# WHAT THE TASK ASKS
Examine the records and identify each line that includes the string "name". Copy those lines.
--- BEGIN DATA SUPPLIED ---
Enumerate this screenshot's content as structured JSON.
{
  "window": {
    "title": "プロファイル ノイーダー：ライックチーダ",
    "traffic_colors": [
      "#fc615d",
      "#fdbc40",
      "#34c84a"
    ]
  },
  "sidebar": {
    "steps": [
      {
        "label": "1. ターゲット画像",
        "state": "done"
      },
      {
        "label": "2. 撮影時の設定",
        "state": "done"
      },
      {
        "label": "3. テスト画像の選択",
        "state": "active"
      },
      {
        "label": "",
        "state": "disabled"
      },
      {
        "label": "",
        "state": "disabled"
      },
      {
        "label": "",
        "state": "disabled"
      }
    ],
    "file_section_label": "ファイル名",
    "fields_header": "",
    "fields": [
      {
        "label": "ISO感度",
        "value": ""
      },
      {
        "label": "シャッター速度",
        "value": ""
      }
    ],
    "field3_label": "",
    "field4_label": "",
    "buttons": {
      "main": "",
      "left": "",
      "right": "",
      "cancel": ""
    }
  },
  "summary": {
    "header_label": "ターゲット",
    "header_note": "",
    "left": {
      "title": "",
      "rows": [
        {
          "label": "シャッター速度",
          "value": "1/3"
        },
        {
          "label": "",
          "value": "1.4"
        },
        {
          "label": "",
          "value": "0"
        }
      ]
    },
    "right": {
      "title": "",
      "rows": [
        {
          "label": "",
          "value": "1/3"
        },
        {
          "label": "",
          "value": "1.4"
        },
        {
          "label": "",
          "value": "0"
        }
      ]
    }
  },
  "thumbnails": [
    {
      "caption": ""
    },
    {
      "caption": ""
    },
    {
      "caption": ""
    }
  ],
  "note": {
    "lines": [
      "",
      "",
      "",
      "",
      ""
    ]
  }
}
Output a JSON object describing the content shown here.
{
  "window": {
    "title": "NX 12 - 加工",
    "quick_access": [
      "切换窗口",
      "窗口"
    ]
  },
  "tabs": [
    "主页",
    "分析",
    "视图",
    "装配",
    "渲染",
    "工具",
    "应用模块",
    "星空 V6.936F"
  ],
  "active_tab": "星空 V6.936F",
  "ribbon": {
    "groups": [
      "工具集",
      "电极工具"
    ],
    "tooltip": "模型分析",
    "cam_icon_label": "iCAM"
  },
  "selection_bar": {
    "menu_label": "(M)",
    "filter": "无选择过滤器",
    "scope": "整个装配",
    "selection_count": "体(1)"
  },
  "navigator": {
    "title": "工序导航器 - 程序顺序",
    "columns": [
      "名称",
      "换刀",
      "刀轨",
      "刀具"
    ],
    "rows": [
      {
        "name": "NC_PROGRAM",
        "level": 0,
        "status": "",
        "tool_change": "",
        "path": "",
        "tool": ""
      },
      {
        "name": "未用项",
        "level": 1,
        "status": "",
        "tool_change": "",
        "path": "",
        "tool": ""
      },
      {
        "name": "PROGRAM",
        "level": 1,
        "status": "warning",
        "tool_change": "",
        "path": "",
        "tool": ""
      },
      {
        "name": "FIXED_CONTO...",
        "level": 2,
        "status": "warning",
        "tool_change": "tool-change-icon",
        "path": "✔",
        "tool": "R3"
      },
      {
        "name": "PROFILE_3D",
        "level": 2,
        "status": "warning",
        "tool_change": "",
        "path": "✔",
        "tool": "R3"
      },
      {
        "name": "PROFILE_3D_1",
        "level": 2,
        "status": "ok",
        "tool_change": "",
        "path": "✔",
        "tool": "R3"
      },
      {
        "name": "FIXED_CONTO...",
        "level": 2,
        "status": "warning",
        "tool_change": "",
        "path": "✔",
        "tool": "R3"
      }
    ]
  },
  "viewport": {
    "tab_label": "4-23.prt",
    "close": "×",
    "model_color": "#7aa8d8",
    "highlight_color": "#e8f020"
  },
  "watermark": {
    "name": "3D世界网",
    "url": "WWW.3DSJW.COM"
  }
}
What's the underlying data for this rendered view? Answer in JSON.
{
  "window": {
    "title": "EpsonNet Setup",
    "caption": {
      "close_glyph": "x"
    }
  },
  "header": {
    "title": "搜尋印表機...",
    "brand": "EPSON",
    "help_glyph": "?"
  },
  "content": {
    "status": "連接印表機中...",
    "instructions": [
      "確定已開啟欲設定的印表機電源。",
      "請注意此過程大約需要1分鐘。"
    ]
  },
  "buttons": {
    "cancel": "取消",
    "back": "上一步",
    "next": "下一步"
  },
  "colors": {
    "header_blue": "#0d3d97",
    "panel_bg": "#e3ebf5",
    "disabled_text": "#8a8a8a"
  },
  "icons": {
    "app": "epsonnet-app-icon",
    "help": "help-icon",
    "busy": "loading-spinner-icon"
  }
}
--- END DATA SUPPLIED ---
# TASK SOLUTION
        "name": "NC_PROGRAM",
        "name": "未用项",
        "name": "PROGRAM",
        "name": "FIXED_CONTO...",
        "name": "PROFILE_3D",
        "name": "PROFILE_3D_1",
        "name": "FIXED_CONTO...",
    "name": "3D世界网",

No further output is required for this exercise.